→ **Task description**:
All of the data below should be written out exactly.

→ **Input rows**:
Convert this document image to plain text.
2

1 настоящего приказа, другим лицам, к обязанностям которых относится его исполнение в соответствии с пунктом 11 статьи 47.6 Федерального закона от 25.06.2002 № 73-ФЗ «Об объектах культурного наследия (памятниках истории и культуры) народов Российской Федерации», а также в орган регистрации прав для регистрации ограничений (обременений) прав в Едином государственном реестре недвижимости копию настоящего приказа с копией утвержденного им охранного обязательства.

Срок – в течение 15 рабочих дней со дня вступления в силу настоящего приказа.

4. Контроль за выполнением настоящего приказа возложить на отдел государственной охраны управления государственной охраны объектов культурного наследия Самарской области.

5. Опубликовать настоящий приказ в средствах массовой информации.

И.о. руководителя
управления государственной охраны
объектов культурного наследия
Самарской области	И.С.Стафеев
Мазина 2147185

→ **The completed task**:
Convert this document image to plain text.
2

1 настоящего приказа, другим лицам, к обязанностям которых относится его исполнение в соответствии с пунктом 11 статьи 47.6 Федерального закона от 25.06.2002 № 73-ФЗ «Об объектах культурного наследия (памятниках истории и культуры) народов Российской Федерации», а также в орган регистрации прав для регистрации ограничений (обременений) прав в Едином государственном реестре недвижимости копию настоящего приказа с копией утвержденного им охранного обязательства.

Срок – в течение 15 рабочих дней со дня вступления в силу настоящего приказа.

4. Контроль за выполнением настоящего приказа возложить на отдел государственной охраны управления государственной охраны объектов культурного наследия Самарской области.

5. Опубликовать настоящий приказ в средствах массовой информации.

И.о. руководителя
управления государственной охраны
объектов культурного наследия
Самарской области	И.С.Стафеев
Мазина 2147185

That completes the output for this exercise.